WHAT YOU NEED TO DO> Collect the lines of the entries where "Slot" shows up.

RECORDS SUPPLIED>

'''

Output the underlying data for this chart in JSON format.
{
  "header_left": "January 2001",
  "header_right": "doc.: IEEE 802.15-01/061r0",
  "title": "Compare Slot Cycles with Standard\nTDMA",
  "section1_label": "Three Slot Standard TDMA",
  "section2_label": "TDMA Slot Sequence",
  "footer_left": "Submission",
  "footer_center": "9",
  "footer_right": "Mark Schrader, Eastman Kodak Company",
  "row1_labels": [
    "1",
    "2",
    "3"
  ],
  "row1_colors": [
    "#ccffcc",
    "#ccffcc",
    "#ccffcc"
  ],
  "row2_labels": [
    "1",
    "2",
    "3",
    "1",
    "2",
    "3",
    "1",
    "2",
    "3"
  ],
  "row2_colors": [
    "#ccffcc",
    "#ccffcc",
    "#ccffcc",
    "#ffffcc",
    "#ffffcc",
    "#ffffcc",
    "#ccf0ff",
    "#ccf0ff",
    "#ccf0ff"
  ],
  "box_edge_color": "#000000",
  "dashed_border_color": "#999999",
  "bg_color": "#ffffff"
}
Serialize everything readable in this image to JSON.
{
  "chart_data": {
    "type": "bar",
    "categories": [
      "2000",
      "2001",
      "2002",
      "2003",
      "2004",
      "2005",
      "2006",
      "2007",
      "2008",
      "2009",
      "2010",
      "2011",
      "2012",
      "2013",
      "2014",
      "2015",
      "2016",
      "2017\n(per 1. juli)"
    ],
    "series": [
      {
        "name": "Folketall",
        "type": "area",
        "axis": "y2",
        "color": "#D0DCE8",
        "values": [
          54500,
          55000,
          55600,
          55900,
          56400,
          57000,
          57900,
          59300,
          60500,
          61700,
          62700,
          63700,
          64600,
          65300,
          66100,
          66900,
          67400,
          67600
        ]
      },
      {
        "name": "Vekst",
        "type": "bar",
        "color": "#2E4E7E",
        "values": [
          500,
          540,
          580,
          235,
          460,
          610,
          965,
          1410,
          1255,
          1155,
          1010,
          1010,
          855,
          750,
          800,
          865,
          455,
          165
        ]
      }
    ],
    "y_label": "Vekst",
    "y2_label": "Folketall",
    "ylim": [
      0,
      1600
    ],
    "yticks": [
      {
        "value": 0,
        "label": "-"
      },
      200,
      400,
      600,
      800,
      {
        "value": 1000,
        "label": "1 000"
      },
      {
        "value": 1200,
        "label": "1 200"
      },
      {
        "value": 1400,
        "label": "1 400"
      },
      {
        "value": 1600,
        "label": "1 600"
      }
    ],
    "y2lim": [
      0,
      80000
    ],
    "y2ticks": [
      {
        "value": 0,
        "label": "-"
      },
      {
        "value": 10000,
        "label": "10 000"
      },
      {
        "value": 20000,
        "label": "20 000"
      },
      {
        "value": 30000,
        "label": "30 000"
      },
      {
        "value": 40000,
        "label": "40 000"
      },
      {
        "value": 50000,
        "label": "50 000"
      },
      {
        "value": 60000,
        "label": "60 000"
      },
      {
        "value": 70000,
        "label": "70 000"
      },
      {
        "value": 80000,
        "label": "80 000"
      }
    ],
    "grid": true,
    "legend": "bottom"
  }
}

'''

PROBLEM SOLUTION>
  "title": "Compare Slot Cycles with Standard\nTDMA",
  "section1_label": "Three Slot Standard TDMA",
  "section2_label": "TDMA Slot Sequence",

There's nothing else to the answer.